EXTRACTED DATA:
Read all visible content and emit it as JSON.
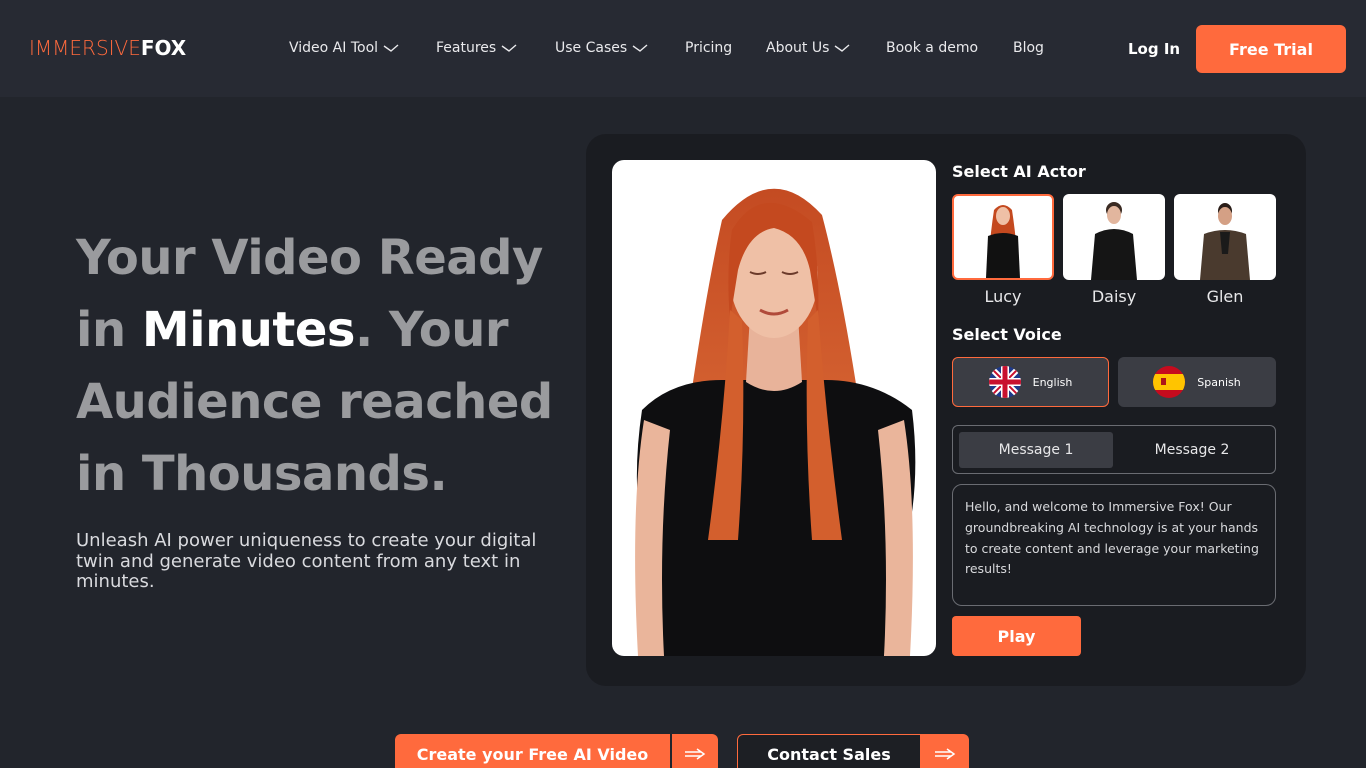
{
  "header": {
    "logo_part1": "IMMERSIVE",
    "logo_part2": "FOX",
    "nav": [
      {
        "label": "Video AI Tool",
        "has_dropdown": true
      },
      {
        "label": "Features",
        "has_dropdown": true
      },
      {
        "label": "Use Cases",
        "has_dropdown": true
      },
      {
        "label": "Pricing",
        "has_dropdown": false
      },
      {
        "label": "About Us",
        "has_dropdown": true
      },
      {
        "label": "Book a demo",
        "has_dropdown": false
      },
      {
        "label": "Blog",
        "has_dropdown": false
      }
    ],
    "login_label": "Log In",
    "trial_label": "Free Trial"
  },
  "hero": {
    "title_line1": "Your Video Ready",
    "title_in": "in ",
    "title_highlight": "Minutes",
    "title_rest": ". Your",
    "title_line3": "Audience reached",
    "title_line4": "in Thousands.",
    "subtitle": "Unleash AI power uniqueness to create your digital twin and generate video content from any text in minutes."
  },
  "demo": {
    "select_actor_title": "Select AI Actor",
    "actors": [
      {
        "name": "Lucy",
        "selected": true
      },
      {
        "name": "Daisy",
        "selected": false
      },
      {
        "name": "Glen",
        "selected": false
      }
    ],
    "select_voice_title": "Select Voice",
    "voices": [
      {
        "label": "English",
        "icon": "uk-flag-icon",
        "selected": true
      },
      {
        "label": "Spanish",
        "icon": "spain-flag-icon",
        "selected": false
      }
    ],
    "message_tabs": [
      "Message 1",
      "Message 2"
    ],
    "active_message": "Message 1",
    "message_text": "Hello, and welcome to Immersive Fox! Our groundbreaking AI technology is at your hands to create content and leverage your marketing results!",
    "play_label": "Play"
  },
  "ctas": {
    "primary_label": "Create your Free AI Video",
    "secondary_label": "Contact Sales",
    "arrow_icon": "double-arrow-right-icon"
  },
  "colors": {
    "accent": "#ff6a3d",
    "background": "#22252c",
    "header": "#272a33",
    "panel": "#1a1c21"
  }
}
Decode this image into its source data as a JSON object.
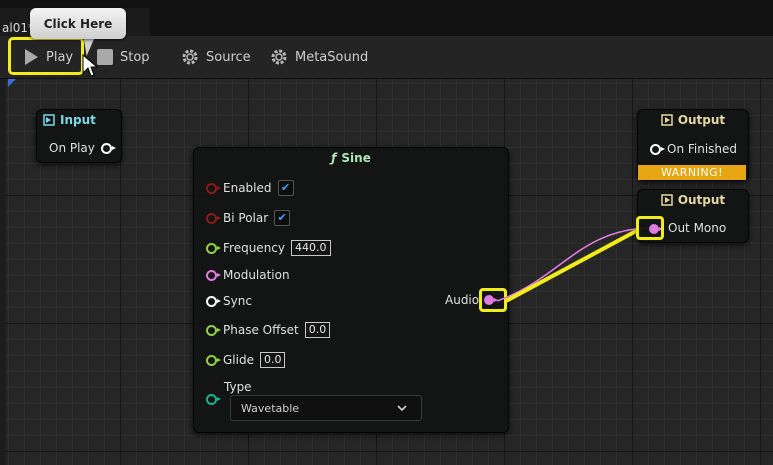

AIM: In the entries above, find each line with the word "JSON" and show it.

COMPLETED TASK:
Read all visible content and emit it as JSON.
Decode this image into its source data as a JSON object.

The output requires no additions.